Data ▸
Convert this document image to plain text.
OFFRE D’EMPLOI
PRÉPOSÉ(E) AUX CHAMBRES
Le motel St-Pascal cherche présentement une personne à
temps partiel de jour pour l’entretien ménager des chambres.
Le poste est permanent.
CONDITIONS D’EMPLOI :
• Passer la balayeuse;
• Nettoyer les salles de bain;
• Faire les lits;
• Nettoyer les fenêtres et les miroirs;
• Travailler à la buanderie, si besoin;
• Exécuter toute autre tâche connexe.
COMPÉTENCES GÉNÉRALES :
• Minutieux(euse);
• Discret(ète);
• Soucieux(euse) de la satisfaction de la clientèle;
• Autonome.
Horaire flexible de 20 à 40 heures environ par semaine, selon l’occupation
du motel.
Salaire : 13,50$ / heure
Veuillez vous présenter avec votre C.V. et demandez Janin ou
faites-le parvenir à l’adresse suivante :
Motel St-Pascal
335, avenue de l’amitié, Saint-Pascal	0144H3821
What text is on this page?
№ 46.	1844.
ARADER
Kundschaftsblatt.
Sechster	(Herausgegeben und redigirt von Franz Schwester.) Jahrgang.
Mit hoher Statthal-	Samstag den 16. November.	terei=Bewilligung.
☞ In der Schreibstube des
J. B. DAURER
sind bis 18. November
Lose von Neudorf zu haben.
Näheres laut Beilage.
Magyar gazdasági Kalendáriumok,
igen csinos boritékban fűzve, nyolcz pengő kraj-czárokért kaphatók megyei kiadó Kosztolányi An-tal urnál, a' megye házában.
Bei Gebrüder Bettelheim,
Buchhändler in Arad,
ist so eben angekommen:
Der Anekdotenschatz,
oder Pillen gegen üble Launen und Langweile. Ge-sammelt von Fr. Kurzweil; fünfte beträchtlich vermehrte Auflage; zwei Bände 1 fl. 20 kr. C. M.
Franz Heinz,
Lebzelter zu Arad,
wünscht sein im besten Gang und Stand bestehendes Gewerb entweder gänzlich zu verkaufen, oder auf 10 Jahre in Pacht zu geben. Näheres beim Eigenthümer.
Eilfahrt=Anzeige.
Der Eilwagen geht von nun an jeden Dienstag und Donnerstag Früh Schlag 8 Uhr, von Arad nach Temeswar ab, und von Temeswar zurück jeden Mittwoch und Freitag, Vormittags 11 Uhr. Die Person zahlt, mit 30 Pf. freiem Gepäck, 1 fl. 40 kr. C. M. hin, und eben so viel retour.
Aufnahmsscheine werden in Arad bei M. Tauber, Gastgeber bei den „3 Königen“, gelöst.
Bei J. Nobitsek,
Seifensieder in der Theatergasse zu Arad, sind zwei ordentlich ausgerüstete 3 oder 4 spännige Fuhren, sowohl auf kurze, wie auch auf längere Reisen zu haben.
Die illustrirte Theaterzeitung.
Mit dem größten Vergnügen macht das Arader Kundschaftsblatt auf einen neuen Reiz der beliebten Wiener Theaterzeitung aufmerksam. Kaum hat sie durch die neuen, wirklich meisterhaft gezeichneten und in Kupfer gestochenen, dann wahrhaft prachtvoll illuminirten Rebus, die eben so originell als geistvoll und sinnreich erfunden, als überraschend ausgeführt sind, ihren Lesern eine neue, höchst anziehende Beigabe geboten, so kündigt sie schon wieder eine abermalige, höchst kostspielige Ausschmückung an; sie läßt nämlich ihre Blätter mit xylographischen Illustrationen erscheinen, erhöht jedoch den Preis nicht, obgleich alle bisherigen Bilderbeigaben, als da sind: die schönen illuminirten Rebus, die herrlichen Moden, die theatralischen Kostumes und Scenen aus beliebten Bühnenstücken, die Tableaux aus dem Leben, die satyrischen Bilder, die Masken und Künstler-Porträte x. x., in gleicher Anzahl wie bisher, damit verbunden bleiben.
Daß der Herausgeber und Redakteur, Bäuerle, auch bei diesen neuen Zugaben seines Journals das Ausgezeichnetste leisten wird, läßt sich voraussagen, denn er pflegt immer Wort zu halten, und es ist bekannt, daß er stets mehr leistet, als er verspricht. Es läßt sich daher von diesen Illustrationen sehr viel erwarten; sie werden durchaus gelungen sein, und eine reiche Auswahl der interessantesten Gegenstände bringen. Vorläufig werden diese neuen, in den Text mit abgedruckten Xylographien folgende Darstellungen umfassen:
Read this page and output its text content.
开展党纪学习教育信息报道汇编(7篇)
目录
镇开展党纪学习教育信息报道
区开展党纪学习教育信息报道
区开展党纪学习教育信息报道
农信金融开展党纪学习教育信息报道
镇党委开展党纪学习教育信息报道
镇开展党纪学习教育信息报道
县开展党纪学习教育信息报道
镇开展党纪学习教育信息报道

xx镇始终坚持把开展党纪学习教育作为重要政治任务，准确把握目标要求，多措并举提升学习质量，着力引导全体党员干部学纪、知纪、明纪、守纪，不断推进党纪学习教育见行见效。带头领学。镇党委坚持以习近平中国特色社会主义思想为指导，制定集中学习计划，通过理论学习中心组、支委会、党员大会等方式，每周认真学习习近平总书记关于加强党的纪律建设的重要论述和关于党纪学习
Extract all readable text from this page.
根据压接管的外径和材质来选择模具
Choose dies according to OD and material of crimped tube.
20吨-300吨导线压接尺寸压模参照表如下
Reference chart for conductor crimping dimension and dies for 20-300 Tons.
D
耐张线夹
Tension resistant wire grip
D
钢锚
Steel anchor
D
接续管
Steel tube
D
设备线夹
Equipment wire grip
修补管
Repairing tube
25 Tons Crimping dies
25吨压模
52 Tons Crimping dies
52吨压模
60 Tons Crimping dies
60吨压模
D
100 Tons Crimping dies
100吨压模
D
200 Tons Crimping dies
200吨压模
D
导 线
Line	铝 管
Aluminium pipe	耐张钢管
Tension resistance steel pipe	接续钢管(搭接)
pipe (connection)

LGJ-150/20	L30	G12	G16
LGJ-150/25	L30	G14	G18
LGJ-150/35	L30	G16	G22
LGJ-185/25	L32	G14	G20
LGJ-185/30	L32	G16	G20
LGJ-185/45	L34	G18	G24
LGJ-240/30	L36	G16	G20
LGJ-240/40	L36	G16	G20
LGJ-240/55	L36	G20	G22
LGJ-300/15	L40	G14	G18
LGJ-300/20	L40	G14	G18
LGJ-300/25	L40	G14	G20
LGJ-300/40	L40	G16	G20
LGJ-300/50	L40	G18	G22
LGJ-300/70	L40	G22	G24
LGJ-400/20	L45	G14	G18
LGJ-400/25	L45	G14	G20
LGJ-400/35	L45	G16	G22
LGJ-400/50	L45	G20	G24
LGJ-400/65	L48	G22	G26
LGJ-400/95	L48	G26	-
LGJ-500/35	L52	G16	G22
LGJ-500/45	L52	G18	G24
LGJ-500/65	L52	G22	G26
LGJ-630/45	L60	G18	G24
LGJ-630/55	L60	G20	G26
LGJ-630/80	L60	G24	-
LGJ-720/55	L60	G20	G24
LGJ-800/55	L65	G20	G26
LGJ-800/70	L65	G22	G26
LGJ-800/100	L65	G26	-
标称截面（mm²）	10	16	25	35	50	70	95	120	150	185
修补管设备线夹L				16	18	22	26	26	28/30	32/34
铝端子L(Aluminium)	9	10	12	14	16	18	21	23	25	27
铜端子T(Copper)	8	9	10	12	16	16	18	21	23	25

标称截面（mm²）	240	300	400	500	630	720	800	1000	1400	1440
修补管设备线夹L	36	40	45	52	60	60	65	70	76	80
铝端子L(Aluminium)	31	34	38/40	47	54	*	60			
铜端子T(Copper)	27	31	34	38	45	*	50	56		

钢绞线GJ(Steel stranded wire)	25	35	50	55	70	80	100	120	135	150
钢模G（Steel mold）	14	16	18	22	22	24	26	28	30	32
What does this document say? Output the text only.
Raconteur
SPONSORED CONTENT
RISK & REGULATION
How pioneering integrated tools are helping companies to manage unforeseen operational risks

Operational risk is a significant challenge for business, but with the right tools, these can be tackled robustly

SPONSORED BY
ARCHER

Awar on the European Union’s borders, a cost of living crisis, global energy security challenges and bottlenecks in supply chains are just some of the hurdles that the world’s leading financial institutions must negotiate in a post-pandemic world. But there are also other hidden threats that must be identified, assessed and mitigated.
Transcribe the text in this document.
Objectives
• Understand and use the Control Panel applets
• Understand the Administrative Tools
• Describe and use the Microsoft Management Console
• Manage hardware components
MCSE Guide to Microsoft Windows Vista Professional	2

Instruction ▸
Find every line that holds "this" and copy it.

Result ▸
Convert this document image to plain text.
What text is on this page?
Read this page and output its text content.
Extract all readable text from this page.
What does this document say? Output the text only.
Transcribe the text in this document.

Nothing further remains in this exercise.